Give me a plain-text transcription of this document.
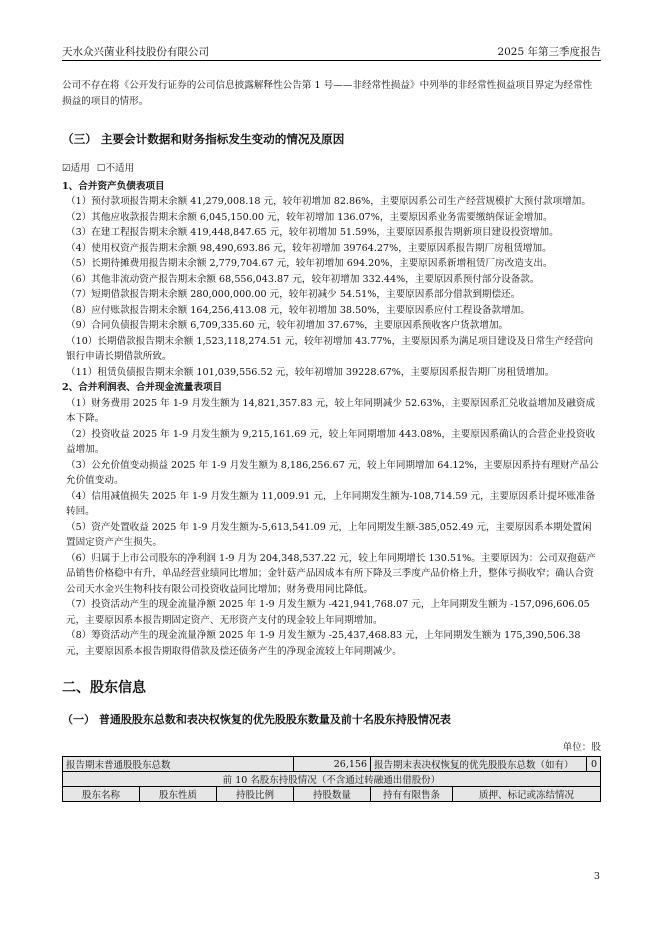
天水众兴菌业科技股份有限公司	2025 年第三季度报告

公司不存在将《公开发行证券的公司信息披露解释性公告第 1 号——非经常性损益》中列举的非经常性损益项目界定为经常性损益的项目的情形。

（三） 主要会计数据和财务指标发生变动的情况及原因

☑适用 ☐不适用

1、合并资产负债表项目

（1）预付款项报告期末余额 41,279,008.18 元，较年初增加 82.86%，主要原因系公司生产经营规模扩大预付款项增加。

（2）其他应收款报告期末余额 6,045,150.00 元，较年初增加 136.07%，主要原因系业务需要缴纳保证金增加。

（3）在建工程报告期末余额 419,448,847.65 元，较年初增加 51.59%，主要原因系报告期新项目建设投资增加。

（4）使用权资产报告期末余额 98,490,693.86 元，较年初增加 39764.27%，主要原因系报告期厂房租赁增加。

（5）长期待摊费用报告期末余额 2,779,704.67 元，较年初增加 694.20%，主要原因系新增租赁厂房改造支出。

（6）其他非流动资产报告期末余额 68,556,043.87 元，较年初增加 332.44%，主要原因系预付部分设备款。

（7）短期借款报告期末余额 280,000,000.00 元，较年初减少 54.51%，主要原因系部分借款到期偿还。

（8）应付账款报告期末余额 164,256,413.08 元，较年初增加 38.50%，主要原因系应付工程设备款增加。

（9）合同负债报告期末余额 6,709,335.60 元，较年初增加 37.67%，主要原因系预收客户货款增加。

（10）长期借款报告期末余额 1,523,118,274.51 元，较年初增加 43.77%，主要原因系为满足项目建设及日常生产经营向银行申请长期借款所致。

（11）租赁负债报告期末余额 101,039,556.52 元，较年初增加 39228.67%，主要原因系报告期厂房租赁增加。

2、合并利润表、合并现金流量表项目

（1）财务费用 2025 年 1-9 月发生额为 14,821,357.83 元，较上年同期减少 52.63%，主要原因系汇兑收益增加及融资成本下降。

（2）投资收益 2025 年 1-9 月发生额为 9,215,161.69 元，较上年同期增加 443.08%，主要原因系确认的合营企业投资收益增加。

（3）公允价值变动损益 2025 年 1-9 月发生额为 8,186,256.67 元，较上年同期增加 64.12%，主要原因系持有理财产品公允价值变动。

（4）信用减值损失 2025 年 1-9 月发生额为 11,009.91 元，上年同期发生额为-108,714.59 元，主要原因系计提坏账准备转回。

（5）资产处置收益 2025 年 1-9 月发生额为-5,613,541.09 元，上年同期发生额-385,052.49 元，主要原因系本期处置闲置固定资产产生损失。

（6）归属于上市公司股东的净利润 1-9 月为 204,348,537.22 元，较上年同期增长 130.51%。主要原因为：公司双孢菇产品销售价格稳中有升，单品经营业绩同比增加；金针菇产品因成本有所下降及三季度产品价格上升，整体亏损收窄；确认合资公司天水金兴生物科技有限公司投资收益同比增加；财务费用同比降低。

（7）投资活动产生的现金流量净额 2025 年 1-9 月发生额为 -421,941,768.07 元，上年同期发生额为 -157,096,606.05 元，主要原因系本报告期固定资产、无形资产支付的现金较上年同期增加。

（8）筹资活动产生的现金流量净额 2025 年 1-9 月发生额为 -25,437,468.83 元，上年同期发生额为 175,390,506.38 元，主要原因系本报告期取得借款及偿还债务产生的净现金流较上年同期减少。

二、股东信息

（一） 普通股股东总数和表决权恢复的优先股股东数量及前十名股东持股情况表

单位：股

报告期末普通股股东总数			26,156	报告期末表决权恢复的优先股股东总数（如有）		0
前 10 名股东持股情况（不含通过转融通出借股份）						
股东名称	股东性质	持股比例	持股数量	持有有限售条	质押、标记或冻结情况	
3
--
◆ **PROMPT**
Answer with one number: how many lines of the entries above include the word "主要原因系报告期厂房租赁增加".

◆ **TASK RESULT**
2